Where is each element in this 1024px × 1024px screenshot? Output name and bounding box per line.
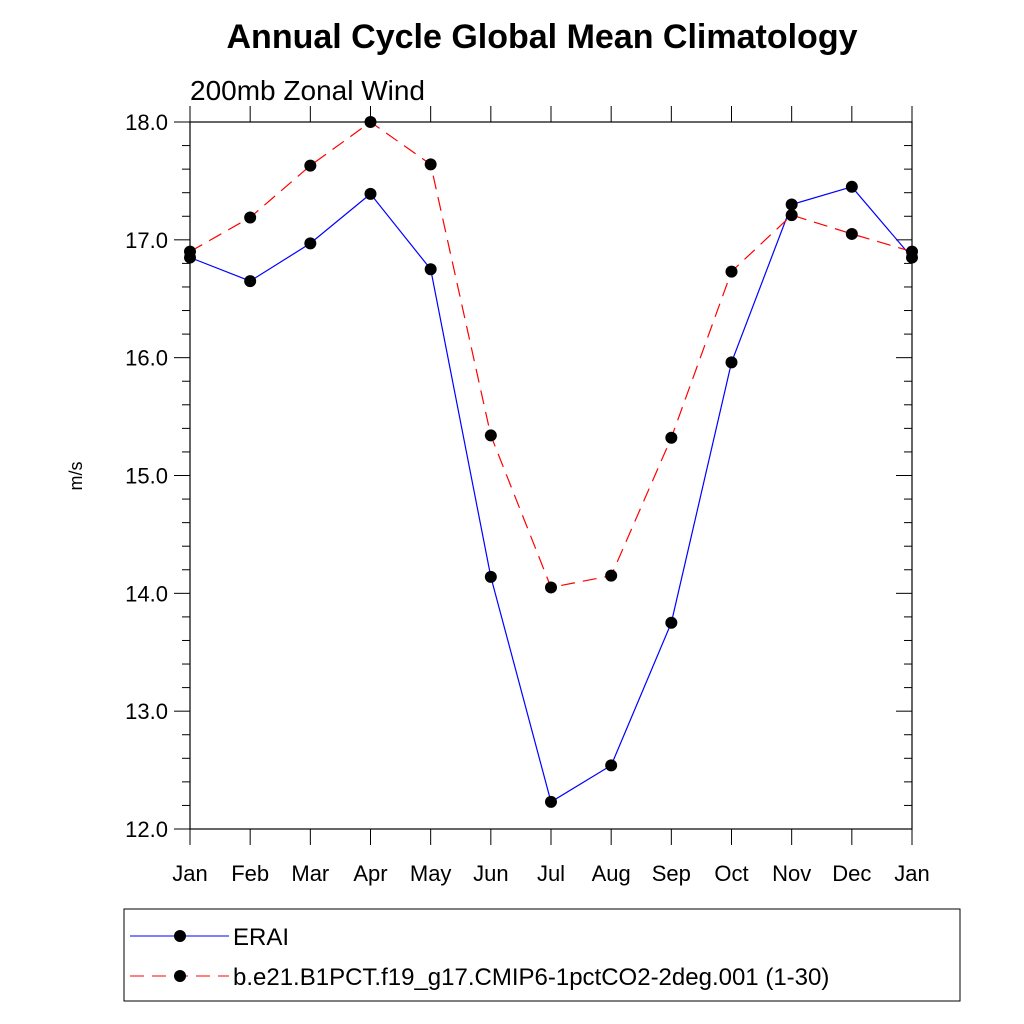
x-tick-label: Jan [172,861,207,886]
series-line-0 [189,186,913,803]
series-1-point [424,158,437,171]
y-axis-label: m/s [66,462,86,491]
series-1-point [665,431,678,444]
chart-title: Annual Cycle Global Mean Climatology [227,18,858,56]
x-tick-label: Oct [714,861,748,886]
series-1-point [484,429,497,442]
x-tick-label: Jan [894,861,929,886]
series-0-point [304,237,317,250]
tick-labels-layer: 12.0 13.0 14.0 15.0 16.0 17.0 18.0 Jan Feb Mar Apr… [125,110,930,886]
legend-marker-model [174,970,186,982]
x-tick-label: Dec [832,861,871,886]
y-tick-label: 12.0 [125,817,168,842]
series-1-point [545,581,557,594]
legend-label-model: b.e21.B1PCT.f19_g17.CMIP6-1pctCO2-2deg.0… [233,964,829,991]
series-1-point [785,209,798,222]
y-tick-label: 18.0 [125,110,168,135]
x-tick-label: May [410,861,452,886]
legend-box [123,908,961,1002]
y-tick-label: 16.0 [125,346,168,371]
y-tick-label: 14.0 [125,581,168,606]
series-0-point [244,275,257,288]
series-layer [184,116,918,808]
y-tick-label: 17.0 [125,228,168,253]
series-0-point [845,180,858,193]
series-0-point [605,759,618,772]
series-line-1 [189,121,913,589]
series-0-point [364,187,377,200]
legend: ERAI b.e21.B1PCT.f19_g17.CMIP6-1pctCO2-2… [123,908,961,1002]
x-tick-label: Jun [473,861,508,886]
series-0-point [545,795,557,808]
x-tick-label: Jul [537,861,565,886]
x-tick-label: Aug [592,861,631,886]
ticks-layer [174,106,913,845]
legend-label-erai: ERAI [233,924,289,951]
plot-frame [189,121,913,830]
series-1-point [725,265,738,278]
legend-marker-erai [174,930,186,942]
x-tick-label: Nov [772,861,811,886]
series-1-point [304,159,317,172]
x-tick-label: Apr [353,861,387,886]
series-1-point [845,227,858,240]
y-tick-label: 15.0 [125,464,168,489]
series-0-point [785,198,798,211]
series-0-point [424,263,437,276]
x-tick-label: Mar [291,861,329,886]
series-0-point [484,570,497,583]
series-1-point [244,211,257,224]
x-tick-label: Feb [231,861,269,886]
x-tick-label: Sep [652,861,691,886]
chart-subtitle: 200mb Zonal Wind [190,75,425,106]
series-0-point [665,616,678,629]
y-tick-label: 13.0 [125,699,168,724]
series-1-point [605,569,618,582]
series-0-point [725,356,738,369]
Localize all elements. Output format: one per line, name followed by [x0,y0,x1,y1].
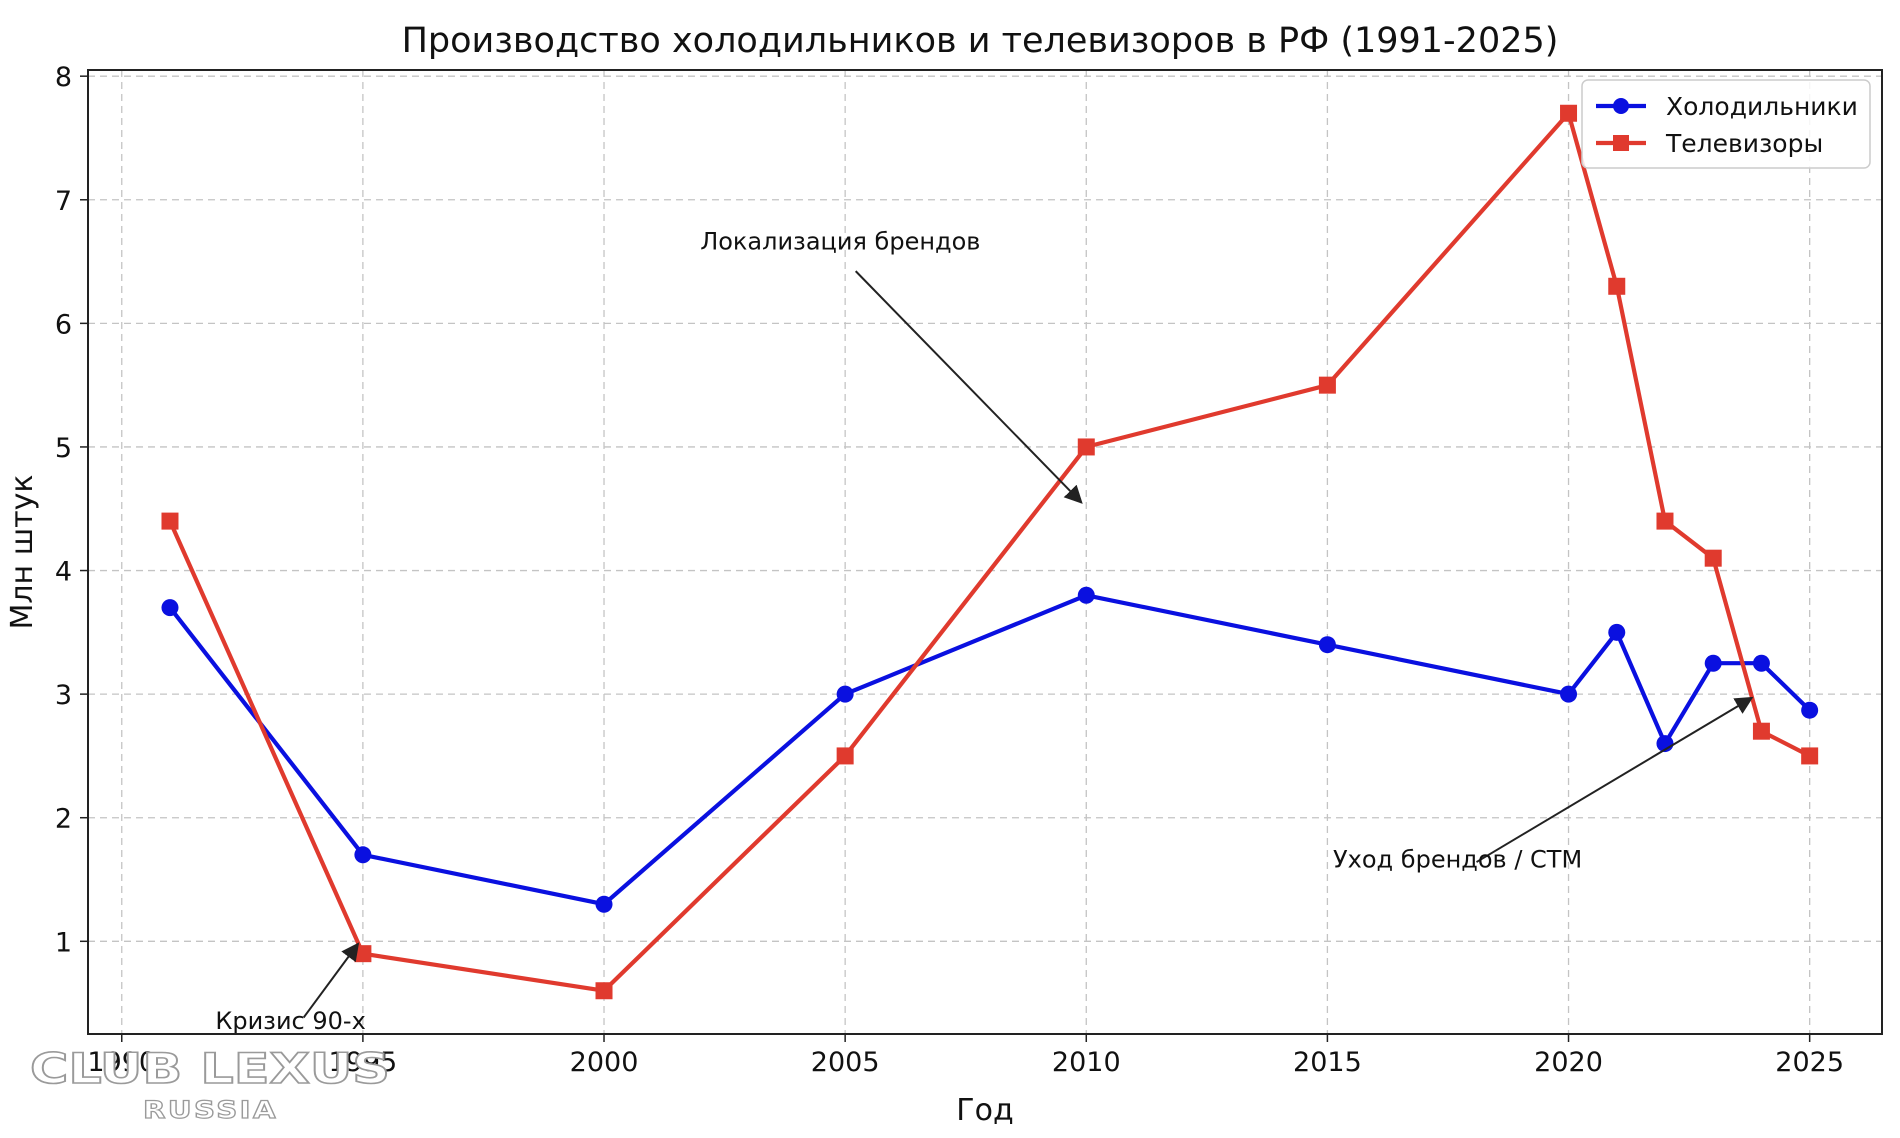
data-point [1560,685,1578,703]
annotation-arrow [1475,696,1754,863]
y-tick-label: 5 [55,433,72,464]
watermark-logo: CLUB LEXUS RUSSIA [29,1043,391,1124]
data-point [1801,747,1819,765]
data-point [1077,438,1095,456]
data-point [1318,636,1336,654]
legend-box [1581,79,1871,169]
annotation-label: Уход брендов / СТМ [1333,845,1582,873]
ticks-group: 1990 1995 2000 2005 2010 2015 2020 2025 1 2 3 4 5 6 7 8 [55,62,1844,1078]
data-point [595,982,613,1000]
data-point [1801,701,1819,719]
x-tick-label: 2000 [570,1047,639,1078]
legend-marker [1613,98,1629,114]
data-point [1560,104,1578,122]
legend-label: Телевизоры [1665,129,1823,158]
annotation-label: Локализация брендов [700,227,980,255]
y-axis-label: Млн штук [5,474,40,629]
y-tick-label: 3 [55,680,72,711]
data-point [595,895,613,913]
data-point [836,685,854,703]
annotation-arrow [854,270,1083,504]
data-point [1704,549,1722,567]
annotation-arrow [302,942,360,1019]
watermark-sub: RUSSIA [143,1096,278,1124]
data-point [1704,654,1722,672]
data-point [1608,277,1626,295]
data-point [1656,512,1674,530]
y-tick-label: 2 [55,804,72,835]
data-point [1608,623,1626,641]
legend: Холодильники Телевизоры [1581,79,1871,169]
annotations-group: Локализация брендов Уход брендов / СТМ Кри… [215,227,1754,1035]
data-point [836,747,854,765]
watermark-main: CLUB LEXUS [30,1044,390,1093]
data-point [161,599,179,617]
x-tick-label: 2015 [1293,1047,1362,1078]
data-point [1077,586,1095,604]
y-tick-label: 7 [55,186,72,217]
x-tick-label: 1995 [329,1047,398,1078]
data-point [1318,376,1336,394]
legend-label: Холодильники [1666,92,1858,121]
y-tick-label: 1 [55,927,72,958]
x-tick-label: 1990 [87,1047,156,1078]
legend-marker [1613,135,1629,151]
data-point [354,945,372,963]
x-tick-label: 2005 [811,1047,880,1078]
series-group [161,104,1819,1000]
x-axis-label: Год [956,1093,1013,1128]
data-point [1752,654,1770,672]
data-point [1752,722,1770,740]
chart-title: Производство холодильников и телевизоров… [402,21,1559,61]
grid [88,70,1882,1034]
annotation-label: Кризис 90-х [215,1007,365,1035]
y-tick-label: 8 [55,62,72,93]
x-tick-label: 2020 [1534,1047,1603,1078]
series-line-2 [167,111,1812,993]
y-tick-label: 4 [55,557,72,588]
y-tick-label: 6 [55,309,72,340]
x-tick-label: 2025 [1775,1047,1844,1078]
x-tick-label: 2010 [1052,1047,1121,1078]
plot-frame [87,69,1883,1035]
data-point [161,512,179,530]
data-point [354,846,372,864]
--
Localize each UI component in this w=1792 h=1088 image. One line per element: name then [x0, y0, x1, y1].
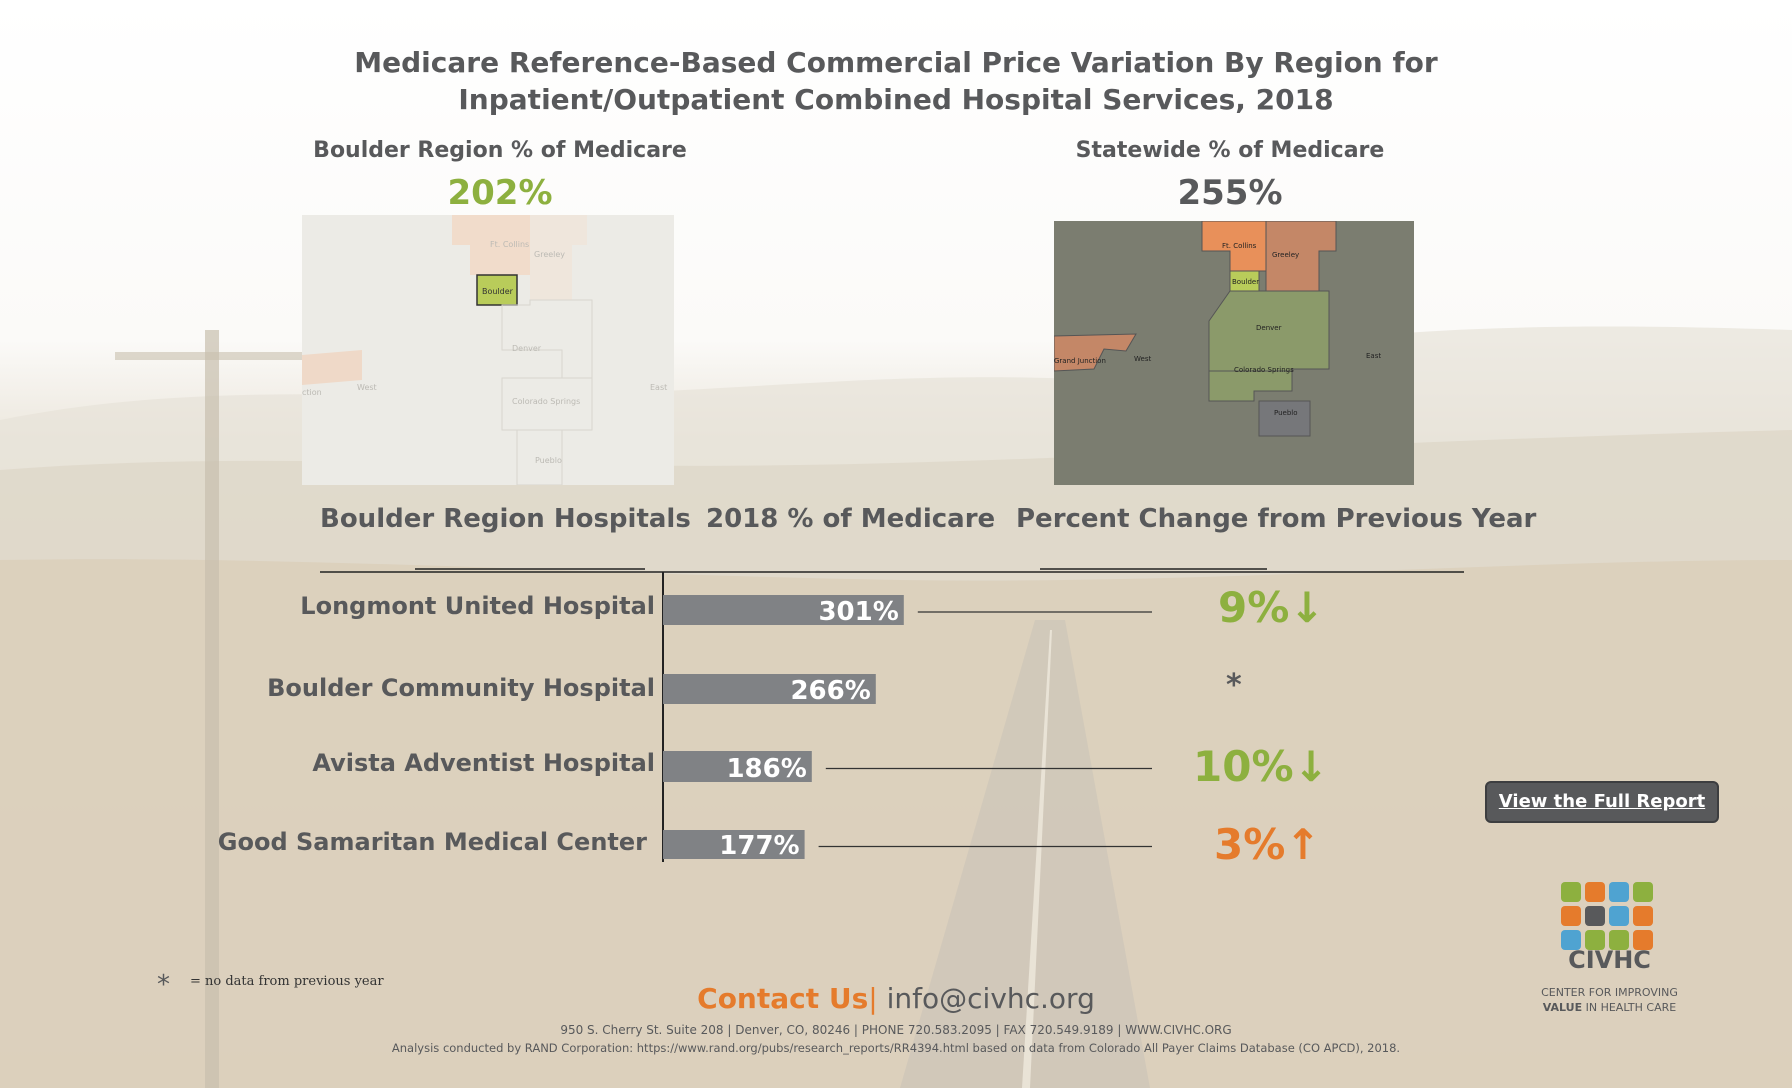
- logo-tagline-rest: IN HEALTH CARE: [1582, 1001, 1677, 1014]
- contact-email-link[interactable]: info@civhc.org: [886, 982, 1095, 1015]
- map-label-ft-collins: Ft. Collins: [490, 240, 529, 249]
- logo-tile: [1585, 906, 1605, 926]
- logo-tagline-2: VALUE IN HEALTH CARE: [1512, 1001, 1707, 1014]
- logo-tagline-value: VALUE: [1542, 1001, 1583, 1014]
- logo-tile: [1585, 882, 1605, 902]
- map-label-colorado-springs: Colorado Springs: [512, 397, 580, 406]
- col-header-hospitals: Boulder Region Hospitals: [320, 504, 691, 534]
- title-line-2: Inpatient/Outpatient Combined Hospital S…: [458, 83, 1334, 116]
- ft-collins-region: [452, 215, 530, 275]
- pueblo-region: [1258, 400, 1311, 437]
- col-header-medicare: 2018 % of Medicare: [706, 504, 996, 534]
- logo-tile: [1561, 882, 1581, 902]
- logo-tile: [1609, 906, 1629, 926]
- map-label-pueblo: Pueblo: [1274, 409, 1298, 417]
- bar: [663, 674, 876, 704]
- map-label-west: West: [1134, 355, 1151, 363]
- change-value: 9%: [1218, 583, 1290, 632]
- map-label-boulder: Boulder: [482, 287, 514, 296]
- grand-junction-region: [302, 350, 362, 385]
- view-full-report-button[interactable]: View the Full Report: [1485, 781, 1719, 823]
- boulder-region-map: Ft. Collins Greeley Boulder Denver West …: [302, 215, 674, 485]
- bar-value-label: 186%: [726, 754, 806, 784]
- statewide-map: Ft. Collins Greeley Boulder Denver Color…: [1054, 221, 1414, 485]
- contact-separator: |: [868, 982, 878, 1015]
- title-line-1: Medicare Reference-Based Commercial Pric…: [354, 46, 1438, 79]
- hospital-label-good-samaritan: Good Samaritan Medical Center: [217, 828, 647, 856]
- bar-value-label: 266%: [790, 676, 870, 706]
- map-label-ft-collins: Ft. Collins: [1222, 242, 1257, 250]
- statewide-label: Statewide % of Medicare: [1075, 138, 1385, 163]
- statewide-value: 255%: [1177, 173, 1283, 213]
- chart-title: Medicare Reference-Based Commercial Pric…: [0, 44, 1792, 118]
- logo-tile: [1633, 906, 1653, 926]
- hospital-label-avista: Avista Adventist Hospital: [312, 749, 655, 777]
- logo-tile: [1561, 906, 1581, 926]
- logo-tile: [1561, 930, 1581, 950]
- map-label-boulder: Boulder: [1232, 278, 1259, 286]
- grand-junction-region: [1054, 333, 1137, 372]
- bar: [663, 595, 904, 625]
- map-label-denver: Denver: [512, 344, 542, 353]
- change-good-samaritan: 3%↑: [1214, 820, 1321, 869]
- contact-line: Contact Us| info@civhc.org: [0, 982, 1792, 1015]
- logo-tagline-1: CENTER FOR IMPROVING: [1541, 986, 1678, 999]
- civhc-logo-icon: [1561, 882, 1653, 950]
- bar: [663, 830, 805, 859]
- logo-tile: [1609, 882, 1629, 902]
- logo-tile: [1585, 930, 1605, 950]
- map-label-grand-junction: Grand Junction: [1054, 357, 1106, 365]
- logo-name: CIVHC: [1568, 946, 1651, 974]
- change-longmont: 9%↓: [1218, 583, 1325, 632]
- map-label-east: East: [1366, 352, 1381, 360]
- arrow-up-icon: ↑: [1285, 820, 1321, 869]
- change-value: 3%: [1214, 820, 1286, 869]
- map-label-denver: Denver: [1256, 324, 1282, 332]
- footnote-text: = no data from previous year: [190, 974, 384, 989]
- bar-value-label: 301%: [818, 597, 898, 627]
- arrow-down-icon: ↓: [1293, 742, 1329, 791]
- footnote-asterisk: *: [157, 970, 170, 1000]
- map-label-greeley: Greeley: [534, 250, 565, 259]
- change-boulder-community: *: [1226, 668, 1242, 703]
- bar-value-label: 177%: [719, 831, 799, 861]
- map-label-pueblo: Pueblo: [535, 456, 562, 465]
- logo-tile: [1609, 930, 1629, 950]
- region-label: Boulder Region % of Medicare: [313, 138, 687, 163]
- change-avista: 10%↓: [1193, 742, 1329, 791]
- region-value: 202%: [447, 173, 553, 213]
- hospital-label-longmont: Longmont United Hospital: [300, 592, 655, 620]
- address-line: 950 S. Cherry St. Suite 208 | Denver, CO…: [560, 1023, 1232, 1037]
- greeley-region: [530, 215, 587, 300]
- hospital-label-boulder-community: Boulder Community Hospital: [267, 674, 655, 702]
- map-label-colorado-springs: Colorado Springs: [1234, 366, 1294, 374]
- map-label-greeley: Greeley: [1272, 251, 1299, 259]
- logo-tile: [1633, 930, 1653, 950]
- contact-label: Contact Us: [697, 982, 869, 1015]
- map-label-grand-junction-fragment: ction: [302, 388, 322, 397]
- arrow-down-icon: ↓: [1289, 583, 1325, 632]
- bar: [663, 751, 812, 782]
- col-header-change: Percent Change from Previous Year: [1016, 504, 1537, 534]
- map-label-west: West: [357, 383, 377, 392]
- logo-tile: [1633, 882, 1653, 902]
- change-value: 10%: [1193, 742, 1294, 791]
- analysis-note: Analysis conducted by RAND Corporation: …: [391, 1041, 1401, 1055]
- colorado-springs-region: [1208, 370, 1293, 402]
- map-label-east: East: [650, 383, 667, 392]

:: Task to complete ::
Copy out the entries from the line with "data-point [1560,685,1578,703]" to the line with "legend: Холодильники Телевизоры", keeping each one unchanged.

:: Solved problem ::
data-point [1560,685,1578,703]
annotation-arrow [1475,696,1754,863]
y-tick-label: 5 [55,433,72,464]
watermark-logo: CLUB LEXUS RUSSIA [29,1043,391,1124]
data-point [1801,747,1819,765]
data-point [1077,438,1095,456]
data-point [1318,636,1336,654]
legend-box [1581,79,1871,169]
annotation-label: Уход брендов / СТМ [1333,845,1582,873]
ticks-group: 1990 1995 2000 2005 2010 2015 2020 2025 1 2 3 4 5 6 7 8 [55,62,1844,1078]
data-point [595,982,613,1000]
data-point [1801,701,1819,719]
x-tick-label: 2000 [570,1047,639,1078]
legend-marker [1613,98,1629,114]
data-point [1560,104,1578,122]
legend-label: Телевизоры [1665,129,1823,158]
annotation-label: Локализация брендов [700,227,980,255]
y-axis-label: Млн штук [5,474,40,629]
y-tick-label: 3 [55,680,72,711]
data-point [595,895,613,913]
data-point [836,685,854,703]
annotation-arrow [854,270,1083,504]
data-point [1704,549,1722,567]
annotation-arrow [302,942,360,1019]
watermark-sub: RUSSIA [143,1096,278,1124]
data-point [1704,654,1722,672]
data-point [1608,277,1626,295]
data-point [1656,512,1674,530]
y-tick-label: 2 [55,804,72,835]
data-point [1608,623,1626,641]
legend: Холодильники Телевизоры [1581,79,1871,169]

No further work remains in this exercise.